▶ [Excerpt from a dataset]
<<<<

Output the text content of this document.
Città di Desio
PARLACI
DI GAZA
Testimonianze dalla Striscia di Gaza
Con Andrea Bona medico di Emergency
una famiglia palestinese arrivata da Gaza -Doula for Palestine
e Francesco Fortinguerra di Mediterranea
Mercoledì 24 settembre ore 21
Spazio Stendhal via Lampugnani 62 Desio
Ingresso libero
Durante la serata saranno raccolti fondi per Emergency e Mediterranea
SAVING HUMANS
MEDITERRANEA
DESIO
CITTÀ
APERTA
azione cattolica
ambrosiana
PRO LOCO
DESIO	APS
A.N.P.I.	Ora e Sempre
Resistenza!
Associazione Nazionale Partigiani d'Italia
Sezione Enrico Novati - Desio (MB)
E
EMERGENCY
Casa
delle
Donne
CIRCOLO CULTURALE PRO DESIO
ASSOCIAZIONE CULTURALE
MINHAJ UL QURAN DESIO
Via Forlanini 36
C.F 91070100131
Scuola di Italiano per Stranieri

>>>>

▶ [WHAT YOU NEED TO DO] Make a verbatim copy of every entry shown above.

▶ [RESPONSE]
Output the text content of this document.
Città di Desio
PARLACI
DI GAZA
Testimonianze dalla Striscia di Gaza
Con Andrea Bona medico di Emergency
una famiglia palestinese arrivata da Gaza -Doula for Palestine
e Francesco Fortinguerra di Mediterranea
Mercoledì 24 settembre ore 21
Spazio Stendhal via Lampugnani 62 Desio
Ingresso libero
Durante la serata saranno raccolti fondi per Emergency e Mediterranea
SAVING HUMANS
MEDITERRANEA
DESIO
CITTÀ
APERTA
azione cattolica
ambrosiana
PRO LOCO
DESIO	APS
A.N.P.I.	Ora e Sempre
Resistenza!
Associazione Nazionale Partigiani d'Italia
Sezione Enrico Novati - Desio (MB)
E
EMERGENCY
Casa
delle
Donne
CIRCOLO CULTURALE PRO DESIO
ASSOCIAZIONE CULTURALE
MINHAJ UL QURAN DESIO
Via Forlanini 36
C.F 91070100131
Scuola di Italiano per Stranieri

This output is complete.